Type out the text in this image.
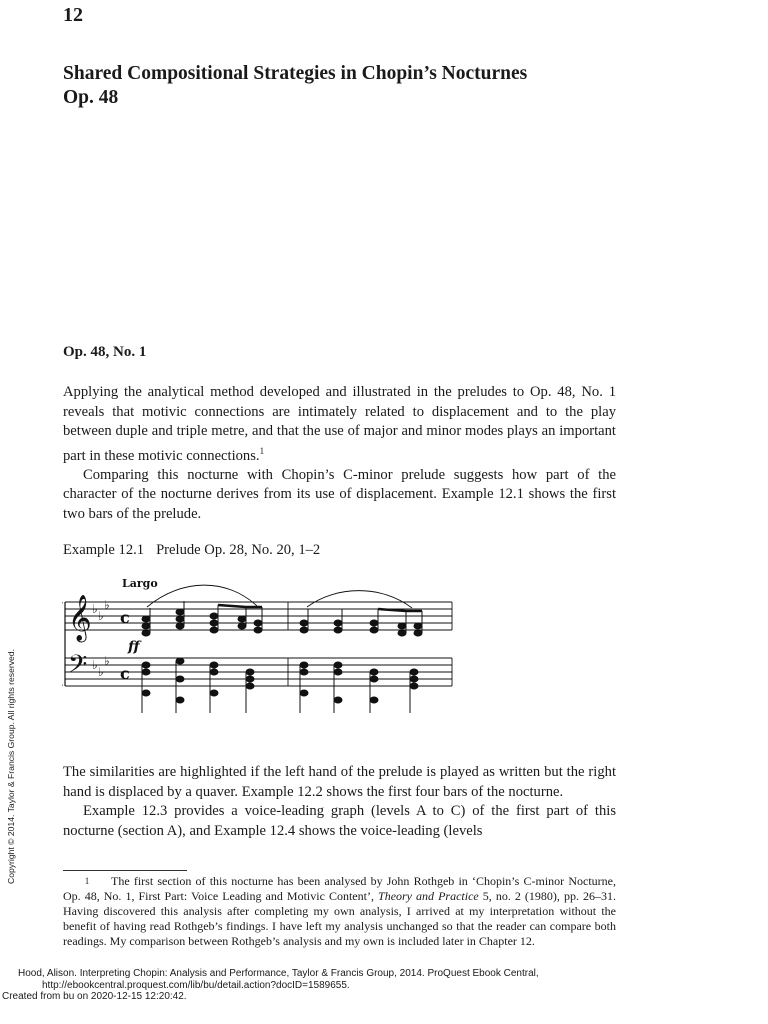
12
Shared Compositional Strategies in Chopin’s Nocturnes
Op. 48
Op. 48, No. 1

Applying the analytical method developed and illustrated in the preludes to Op. 48, No. 1 reveals that motivic connections are intimately related to displacement and to the play between duple and triple metre, and that the use of major and minor modes plays an important part in these motivic connections.$^1$

Comparing this nocturne with Chopin’s C-minor prelude suggests how part of the character of the nocturne derives from its use of displacement. Example 12.1 shows the first two bars of the prelude.

Example 12.1 Prelude Op. 28, No. 20, 1–2
𝄞
𝄢
♭ ♭
♭
♭ ♭
♭
c
c
Largo
ff

The similarities are highlighted if the left hand of the prelude is played as written but the right hand is displaced by a quaver. Example 12.2 shows the first four bars of the nocturne.

Example 12.3 provides a voice-leading graph (levels A to C) of the first part of this nocturne (section A), and Example 12.4 shows the voice-leading (levels

1 The first section of this nocturne has been analysed by John Rothgeb in ‘Chopin’s C-minor Nocturne, Op. 48, No. 1, First Part: Voice Leading and Motivic Content’, Theory and Practice 5, no. 2 (1980), pp. 26–31. Having discovered this analysis after completing my own analysis, I arrived at my interpretation without the benefit of having read Rothgeb’s findings. I have left my analysis unchanged so that the reader can compare both readings. My comparison between Rothgeb’s analysis and my own is included later in Chapter 12.

Copyright © 2014. Taylor & Francis Group. All rights reserved.
Hood, Alison. Interpreting Chopin: Analysis and Performance, Taylor & Francis Group, 2014. ProQuest Ebook Central,
http://ebookcentral.proquest.com/lib/bu/detail.action?docID=1589655.
Created from bu on 2020-12-15 12:20:42.
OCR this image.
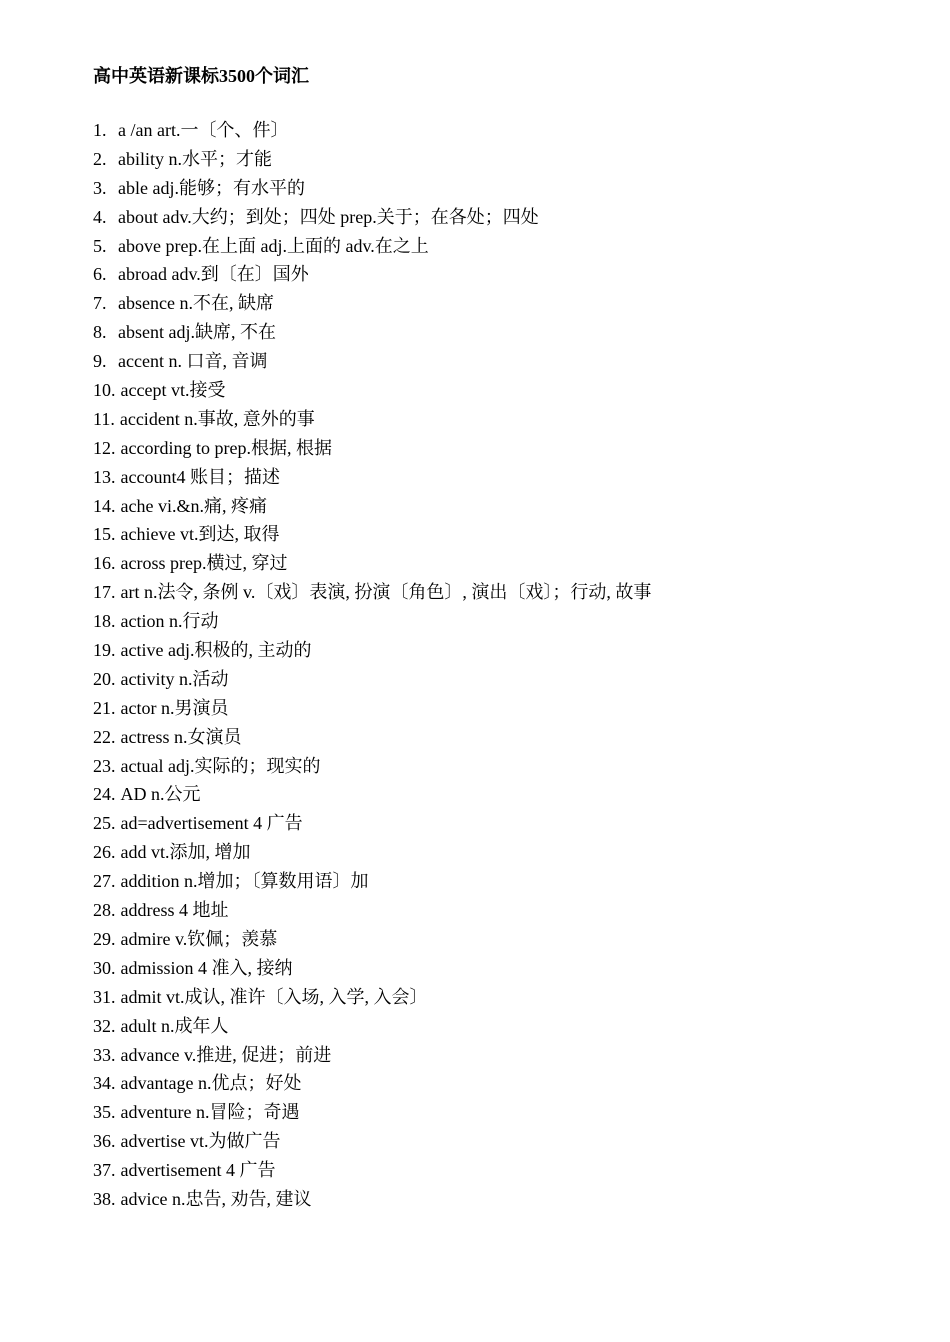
高中英语新课标3500个词汇
1. a /an art.一〔个、件〕
2. ability n.水平；才能
3. able adj.能够；有水平的
4. about adv.大约；到处；四处 prep.关于；在各处；四处
5. above prep.在上面 adj.上面的 adv.在之上
6. abroad adv.到〔在〕国外
7. absence n.不在, 缺席
8. absent adj.缺席, 不在
9. accent n. 口音, 音调
10. accept vt.接受
11. accident n.事故, 意外的事
12. according to prep.根据, 根据
13. account4 账目；描述
14. ache vi.&n.痛, 疼痛
15. achieve vt.到达, 取得
16. across prep.横过, 穿过
17. art n.法令, 条例 v.〔戏〕表演, 扮演〔角色〕, 演出〔戏〕；行动, 故事
18. action n.行动
19. active adj.积极的, 主动的
20. activity n.活动
21. actor n.男演员
22. actress n.女演员
23. actual adj.实际的；现实的
24. AD n.公元
25. ad=advertisement 4 广告
26. add vt.添加, 增加
27. addition n.增加；〔算数用语〕加
28. address 4 地址
29. admire v.钦佩；羡慕
30. admission 4 准入, 接纳
31. admit vt.成认, 准许〔入场, 入学, 入会〕
32. adult n.成年人
33. advance v.推进, 促进；前进
34. advantage n.优点；好处
35. adventure n.冒险；奇遇
36. advertise vt.为做广告
37. advertisement 4 广告
38. advice n.忠告, 劝告, 建议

- _What you should do_: Retype, word for word, the lines from the one with "OCR this image." through the last line of the entries above, and only those lines. Leave pictures out.

- _Answer below_:
OCR this image.
高中英语新课标3500个词汇
1. a /an art.一〔个、件〕
2. ability n.水平；才能
3. able adj.能够；有水平的
4. about adv.大约；到处；四处 prep.关于；在各处；四处
5. above prep.在上面 adj.上面的 adv.在之上
6. abroad adv.到〔在〕国外
7. absence n.不在, 缺席
8. absent adj.缺席, 不在
9. accent n. 口音, 音调
10. accept vt.接受
11. accident n.事故, 意外的事
12. according to prep.根据, 根据
13. account4 账目；描述
14. ache vi.&n.痛, 疼痛
15. achieve vt.到达, 取得
16. across prep.横过, 穿过
17. art n.法令, 条例 v.〔戏〕表演, 扮演〔角色〕, 演出〔戏〕；行动, 故事
18. action n.行动
19. active adj.积极的, 主动的
20. activity n.活动
21. actor n.男演员
22. actress n.女演员
23. actual adj.实际的；现实的
24. AD n.公元
25. ad=advertisement 4 广告
26. add vt.添加, 增加
27. addition n.增加；〔算数用语〕加
28. address 4 地址
29. admire v.钦佩；羡慕
30. admission 4 准入, 接纳
31. admit vt.成认, 准许〔入场, 入学, 入会〕
32. adult n.成年人
33. advance v.推进, 促进；前进
34. advantage n.优点；好处
35. adventure n.冒险；奇遇
36. advertise vt.为做广告
37. advertisement 4 广告
38. advice n.忠告, 劝告, 建议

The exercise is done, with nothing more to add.